* [Set exercise]: Can you reproduce the data beneath, keeping every line exact?

Data listing:
....
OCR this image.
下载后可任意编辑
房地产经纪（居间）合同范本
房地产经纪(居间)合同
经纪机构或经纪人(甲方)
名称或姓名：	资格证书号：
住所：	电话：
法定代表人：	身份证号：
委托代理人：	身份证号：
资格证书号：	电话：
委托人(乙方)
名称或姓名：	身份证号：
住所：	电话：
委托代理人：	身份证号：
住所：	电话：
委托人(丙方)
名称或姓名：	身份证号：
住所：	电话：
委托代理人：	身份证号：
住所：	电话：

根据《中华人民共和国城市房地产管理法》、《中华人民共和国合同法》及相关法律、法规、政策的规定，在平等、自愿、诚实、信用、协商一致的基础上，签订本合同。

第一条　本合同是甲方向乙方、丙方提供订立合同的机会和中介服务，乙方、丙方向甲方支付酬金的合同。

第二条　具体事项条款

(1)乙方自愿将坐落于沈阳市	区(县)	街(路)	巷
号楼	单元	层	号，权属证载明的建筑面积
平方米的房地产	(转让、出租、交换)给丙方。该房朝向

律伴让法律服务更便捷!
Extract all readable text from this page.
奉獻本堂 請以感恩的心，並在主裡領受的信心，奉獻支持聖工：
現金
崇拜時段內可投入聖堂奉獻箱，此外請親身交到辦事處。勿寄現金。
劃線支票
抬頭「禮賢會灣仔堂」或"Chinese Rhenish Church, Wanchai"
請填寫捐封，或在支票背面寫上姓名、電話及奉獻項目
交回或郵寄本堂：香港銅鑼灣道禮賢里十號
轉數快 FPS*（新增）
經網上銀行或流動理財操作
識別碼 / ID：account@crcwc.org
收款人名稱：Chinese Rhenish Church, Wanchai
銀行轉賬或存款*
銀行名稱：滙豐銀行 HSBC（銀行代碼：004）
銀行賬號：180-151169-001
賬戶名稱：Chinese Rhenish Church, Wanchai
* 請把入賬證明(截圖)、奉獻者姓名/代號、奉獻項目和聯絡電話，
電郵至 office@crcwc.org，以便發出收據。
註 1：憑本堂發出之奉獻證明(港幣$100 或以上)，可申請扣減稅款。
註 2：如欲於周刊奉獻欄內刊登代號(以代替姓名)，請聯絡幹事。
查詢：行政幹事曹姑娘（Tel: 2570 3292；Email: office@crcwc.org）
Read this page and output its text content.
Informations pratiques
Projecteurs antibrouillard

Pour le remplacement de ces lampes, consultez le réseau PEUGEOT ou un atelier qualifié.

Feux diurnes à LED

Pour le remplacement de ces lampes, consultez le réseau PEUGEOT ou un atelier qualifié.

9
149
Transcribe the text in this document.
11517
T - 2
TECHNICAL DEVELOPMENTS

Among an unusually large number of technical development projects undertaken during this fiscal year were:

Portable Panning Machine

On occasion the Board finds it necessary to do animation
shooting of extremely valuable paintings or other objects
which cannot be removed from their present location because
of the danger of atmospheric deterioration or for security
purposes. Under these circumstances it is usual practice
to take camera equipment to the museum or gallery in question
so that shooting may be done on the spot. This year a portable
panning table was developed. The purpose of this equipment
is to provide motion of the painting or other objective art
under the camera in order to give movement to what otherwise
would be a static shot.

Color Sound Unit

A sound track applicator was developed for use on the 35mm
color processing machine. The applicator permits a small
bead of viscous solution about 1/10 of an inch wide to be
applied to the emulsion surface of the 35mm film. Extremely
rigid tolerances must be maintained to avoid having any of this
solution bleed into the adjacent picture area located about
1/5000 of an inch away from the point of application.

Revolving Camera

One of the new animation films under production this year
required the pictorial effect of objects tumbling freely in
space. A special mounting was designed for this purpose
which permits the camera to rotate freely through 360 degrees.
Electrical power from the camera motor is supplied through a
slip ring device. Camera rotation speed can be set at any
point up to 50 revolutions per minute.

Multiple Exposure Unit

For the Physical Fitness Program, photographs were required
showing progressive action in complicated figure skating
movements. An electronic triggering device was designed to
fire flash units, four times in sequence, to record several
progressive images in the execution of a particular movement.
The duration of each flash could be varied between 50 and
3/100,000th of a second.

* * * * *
....
* [Full answer]:
OCR this image.
下载后可任意编辑
房地产经纪（居间）合同范本
房地产经纪(居间)合同
经纪机构或经纪人(甲方)
名称或姓名：	资格证书号：
住所：	电话：
法定代表人：	身份证号：
委托代理人：	身份证号：
资格证书号：	电话：
委托人(乙方)
名称或姓名：	身份证号：
住所：	电话：
委托代理人：	身份证号：
住所：	电话：
委托人(丙方)
名称或姓名：	身份证号：
住所：	电话：
委托代理人：	身份证号：
住所：	电话：

根据《中华人民共和国城市房地产管理法》、《中华人民共和国合同法》及相关法律、法规、政策的规定，在平等、自愿、诚实、信用、协商一致的基础上，签订本合同。

第一条　本合同是甲方向乙方、丙方提供订立合同的机会和中介服务，乙方、丙方向甲方支付酬金的合同。

第二条　具体事项条款

(1)乙方自愿将坐落于沈阳市	区(县)	街(路)	巷
号楼	单元	层	号，权属证载明的建筑面积
平方米的房地产	(转让、出租、交换)给丙方。该房朝向

律伴让法律服务更便捷!
Extract all readable text from this page.
奉獻本堂 請以感恩的心，並在主裡領受的信心，奉獻支持聖工：
現金
崇拜時段內可投入聖堂奉獻箱，此外請親身交到辦事處。勿寄現金。
劃線支票
抬頭「禮賢會灣仔堂」或"Chinese Rhenish Church, Wanchai"
請填寫捐封，或在支票背面寫上姓名、電話及奉獻項目
交回或郵寄本堂：香港銅鑼灣道禮賢里十號
轉數快 FPS*（新增）
經網上銀行或流動理財操作
識別碼 / ID：account@crcwc.org
收款人名稱：Chinese Rhenish Church, Wanchai
銀行轉賬或存款*
銀行名稱：滙豐銀行 HSBC（銀行代碼：004）
銀行賬號：180-151169-001
賬戶名稱：Chinese Rhenish Church, Wanchai
* 請把入賬證明(截圖)、奉獻者姓名/代號、奉獻項目和聯絡電話，
電郵至 office@crcwc.org，以便發出收據。
註 1：憑本堂發出之奉獻證明(港幣$100 或以上)，可申請扣減稅款。
註 2：如欲於周刊奉獻欄內刊登代號(以代替姓名)，請聯絡幹事。
查詢：行政幹事曹姑娘（Tel: 2570 3292；Email: office@crcwc.org）
Read this page and output its text content.
Informations pratiques
Projecteurs antibrouillard

Pour le remplacement de ces lampes, consultez le réseau PEUGEOT ou un atelier qualifié.

Feux diurnes à LED

Pour le remplacement de ces lampes, consultez le réseau PEUGEOT ou un atelier qualifié.

9
149
Transcribe the text in this document.
11517
T - 2
TECHNICAL DEVELOPMENTS

Among an unusually large number of technical development projects undertaken during this fiscal year were:

Portable Panning Machine

On occasion the Board finds it necessary to do animation
shooting of extremely valuable paintings or other objects
which cannot be removed from their present location because
of the danger of atmospheric deterioration or for security
purposes. Under these circumstances it is usual practice
to take camera equipment to the museum or gallery in question
so that shooting may be done on the spot. This year a portable
panning table was developed. The purpose of this equipment
is to provide motion of the painting or other objective art
under the camera in order to give movement to what otherwise
would be a static shot.

Color Sound Unit

A sound track applicator was developed for use on the 35mm
color processing machine. The applicator permits a small
bead of viscous solution about 1/10 of an inch wide to be
applied to the emulsion surface of the 35mm film. Extremely
rigid tolerances must be maintained to avoid having any of this
solution bleed into the adjacent picture area located about
1/5000 of an inch away from the point of application.

Revolving Camera

One of the new animation films under production this year
required the pictorial effect of objects tumbling freely in
space. A special mounting was designed for this purpose
which permits the camera to rotate freely through 360 degrees.
Electrical power from the camera motor is supplied through a
slip ring device. Camera rotation speed can be set at any
point up to 50 revolutions per minute.

Multiple Exposure Unit

For the Physical Fitness Program, photographs were required
showing progressive action in complicated figure skating
movements. An electronic triggering device was designed to
fire flash units, four times in sequence, to record several
progressive images in the execution of a particular movement.
The duration of each flash could be varied between 50 and
3/100,000th of a second.

* * * * *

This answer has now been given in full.